-- What is expected --
Copy all of the data below word for word, but leave out the pictures.

+++ Dataset extract +++

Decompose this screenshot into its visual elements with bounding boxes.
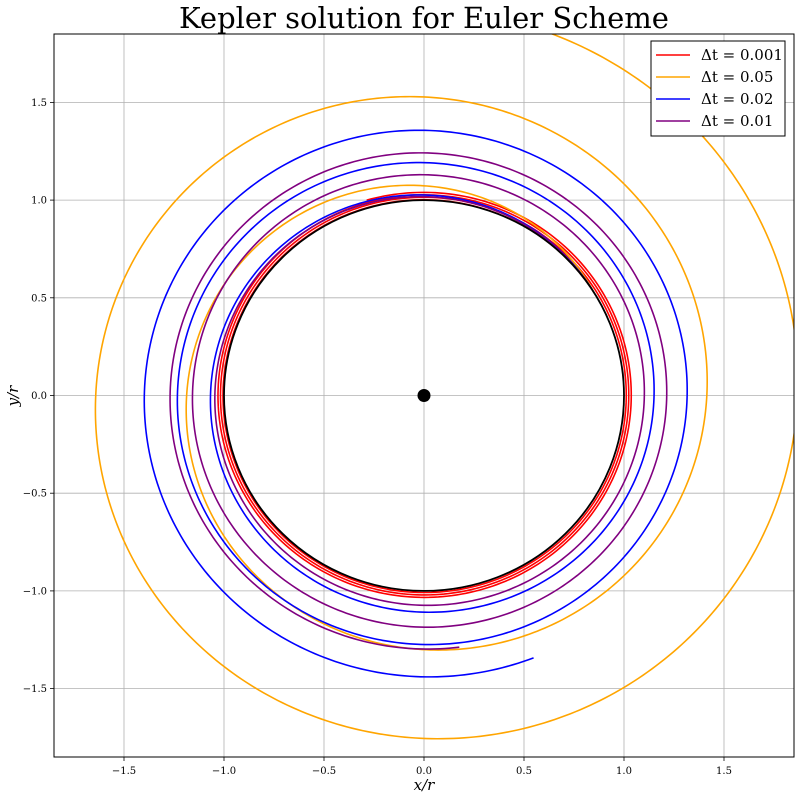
y-tick-label: −0.5 bbox=[23, 489, 47, 500]
x-tick-label: −1.0 bbox=[212, 766, 236, 777]
x-tick-label: 0.5 bbox=[516, 766, 532, 777]
orbit-series-2 bbox=[94, 34, 794, 740]
x-tick-label: −1.5 bbox=[112, 766, 136, 777]
legend-label: Δt = 0.05 bbox=[701, 68, 773, 86]
x-tick-label: −0.5 bbox=[312, 766, 336, 777]
legend-label: Δt = 0.01 bbox=[701, 112, 773, 130]
y-tick-label: 1.0 bbox=[31, 196, 47, 207]
chart-title: Kepler solution for Euler Scheme bbox=[179, 1, 669, 35]
orbit-series-3 bbox=[143, 129, 688, 678]
y-tick-label: 1.5 bbox=[31, 98, 47, 109]
reference-orbit bbox=[223, 199, 625, 592]
legend-label: Δt = 0.001 bbox=[701, 46, 783, 64]
orbit-lines bbox=[94, 34, 794, 740]
legend: Δt = 0.001 Δt = 0.05 Δt = 0.02 Δt = 0.01 bbox=[650, 40, 786, 137]
central-body-marker bbox=[417, 389, 431, 402]
plot-frame bbox=[53, 33, 795, 758]
y-tick-label: −1.0 bbox=[23, 586, 47, 597]
legend-box bbox=[650, 40, 786, 137]
y-tick-label: −1.5 bbox=[23, 684, 47, 695]
legend-label: Δt = 0.02 bbox=[701, 90, 773, 108]
axis-ticks: −1.5 −1.0 −0.5 0.0 0.5 1.0 1.5 −1.5 −1.0 −0.5 0.0 0… bbox=[23, 98, 732, 777]
y-tick-label: 0.0 bbox=[31, 391, 47, 402]
y-tick-label: 0.5 bbox=[31, 293, 47, 304]
x-axis-label: x/r bbox=[414, 776, 436, 794]
orbit-series-4 bbox=[169, 152, 668, 650]
x-tick-label: 1.0 bbox=[616, 766, 632, 777]
x-tick-label: 0.0 bbox=[416, 766, 432, 777]
x-tick-label: 1.5 bbox=[716, 766, 732, 777]
y-axis-label: y/r bbox=[4, 385, 22, 408]
orbit-series-1 bbox=[217, 191, 633, 599]
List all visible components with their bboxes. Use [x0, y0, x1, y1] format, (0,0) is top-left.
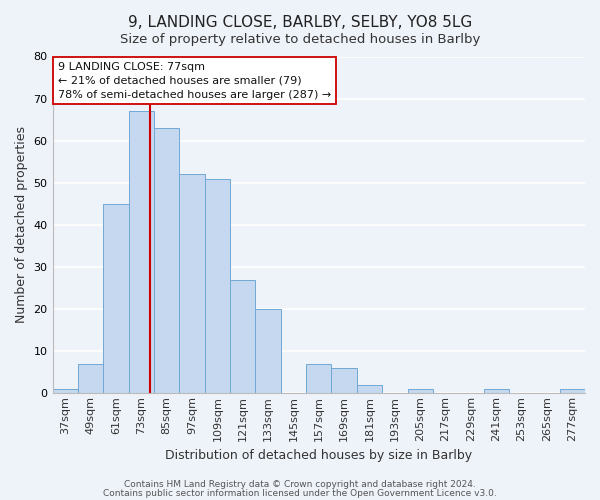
Bar: [179, 174, 205, 394]
Text: Contains HM Land Registry data © Crown copyright and database right 2024.: Contains HM Land Registry data © Crown c…: [124, 480, 476, 489]
Bar: [103, 204, 128, 394]
Bar: [230, 280, 256, 394]
Bar: [128, 111, 154, 394]
Bar: [205, 178, 230, 394]
Text: 9, LANDING CLOSE, BARLBY, SELBY, YO8 5LG: 9, LANDING CLOSE, BARLBY, SELBY, YO8 5LG: [128, 15, 472, 30]
X-axis label: Distribution of detached houses by size in Barlby: Distribution of detached houses by size …: [165, 450, 472, 462]
Bar: [331, 368, 357, 394]
Bar: [560, 389, 585, 394]
Bar: [407, 389, 433, 394]
Y-axis label: Number of detached properties: Number of detached properties: [15, 126, 28, 324]
Text: Size of property relative to detached houses in Barlby: Size of property relative to detached ho…: [120, 32, 480, 46]
Bar: [53, 389, 78, 394]
Bar: [256, 309, 281, 394]
Text: Contains public sector information licensed under the Open Government Licence v3: Contains public sector information licen…: [103, 488, 497, 498]
Bar: [357, 385, 382, 394]
Bar: [484, 389, 509, 394]
Bar: [306, 364, 331, 394]
Bar: [78, 364, 103, 394]
Bar: [154, 128, 179, 394]
Text: 9 LANDING CLOSE: 77sqm
← 21% of detached houses are smaller (79)
78% of semi-det: 9 LANDING CLOSE: 77sqm ← 21% of detached…: [58, 62, 331, 100]
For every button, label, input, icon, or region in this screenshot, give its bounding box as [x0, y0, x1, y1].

+++

-- Task answer --
Decompose this screenshot into its visual elements with bounding boxes.
y-tick-label: −0.5 bbox=[23, 489, 47, 500]
x-tick-label: −1.0 bbox=[212, 766, 236, 777]
x-tick-label: 0.5 bbox=[516, 766, 532, 777]
orbit-series-2 bbox=[94, 34, 794, 740]
x-tick-label: −1.5 bbox=[112, 766, 136, 777]
legend-label: Δt = 0.05 bbox=[701, 68, 773, 86]
x-tick-label: −0.5 bbox=[312, 766, 336, 777]
legend-label: Δt = 0.01 bbox=[701, 112, 773, 130]
y-tick-label: 1.0 bbox=[31, 196, 47, 207]
chart-title: Kepler solution for Euler Scheme bbox=[179, 1, 669, 35]
orbit-series-3 bbox=[143, 129, 688, 678]
y-tick-label: 1.5 bbox=[31, 98, 47, 109]
reference-orbit bbox=[223, 199, 625, 592]
legend-label: Δt = 0.001 bbox=[701, 46, 783, 64]
orbit-lines bbox=[94, 34, 794, 740]
legend: Δt = 0.001 Δt = 0.05 Δt = 0.02 Δt = 0.01 bbox=[650, 40, 786, 137]
central-body-marker bbox=[417, 389, 431, 402]
plot-frame bbox=[53, 33, 795, 758]
y-tick-label: −1.0 bbox=[23, 586, 47, 597]
legend-box bbox=[650, 40, 786, 137]
y-tick-label: −1.5 bbox=[23, 684, 47, 695]
legend-label: Δt = 0.02 bbox=[701, 90, 773, 108]
axis-ticks: −1.5 −1.0 −0.5 0.0 0.5 1.0 1.5 −1.5 −1.0 −0.5 0.0 0… bbox=[23, 98, 732, 777]
y-tick-label: 0.0 bbox=[31, 391, 47, 402]
y-tick-label: 0.5 bbox=[31, 293, 47, 304]
x-axis-label: x/r bbox=[414, 776, 436, 794]
orbit-series-4 bbox=[169, 152, 668, 650]
x-tick-label: 1.0 bbox=[616, 766, 632, 777]
x-tick-label: 0.0 bbox=[416, 766, 432, 777]
x-tick-label: 1.5 bbox=[716, 766, 732, 777]
y-axis-label: y/r bbox=[4, 385, 22, 408]
orbit-series-1 bbox=[217, 191, 633, 599]
List all visible components with their bboxes. Use [x0, y0, x1, y1] format, (0,0) is top-left.
Bar: [179, 174, 205, 394]
Text: Contains HM Land Registry data © Crown copyright and database right 2024.: Contains HM Land Registry data © Crown c…: [124, 480, 476, 489]
Bar: [103, 204, 128, 394]
Bar: [230, 280, 256, 394]
Bar: [128, 111, 154, 394]
Bar: [205, 178, 230, 394]
Text: 9, LANDING CLOSE, BARLBY, SELBY, YO8 5LG: 9, LANDING CLOSE, BARLBY, SELBY, YO8 5LG: [128, 15, 472, 30]
X-axis label: Distribution of detached houses by size in Barlby: Distribution of detached houses by size …: [165, 450, 472, 462]
Bar: [331, 368, 357, 394]
Bar: [560, 389, 585, 394]
Bar: [407, 389, 433, 394]
Y-axis label: Number of detached properties: Number of detached properties: [15, 126, 28, 324]
Text: Size of property relative to detached houses in Barlby: Size of property relative to detached ho…: [120, 32, 480, 46]
Bar: [53, 389, 78, 394]
Bar: [256, 309, 281, 394]
Text: Contains public sector information licensed under the Open Government Licence v3: Contains public sector information licen…: [103, 488, 497, 498]
Bar: [357, 385, 382, 394]
Bar: [484, 389, 509, 394]
Bar: [306, 364, 331, 394]
Bar: [78, 364, 103, 394]
Bar: [154, 128, 179, 394]
Text: 9 LANDING CLOSE: 77sqm
← 21% of detached houses are smaller (79)
78% of semi-det: 9 LANDING CLOSE: 77sqm ← 21% of detached…: [58, 62, 331, 100]
For every button, label, input, icon, or region in this screenshot, give its bounding box as [x0, y0, x1, y1].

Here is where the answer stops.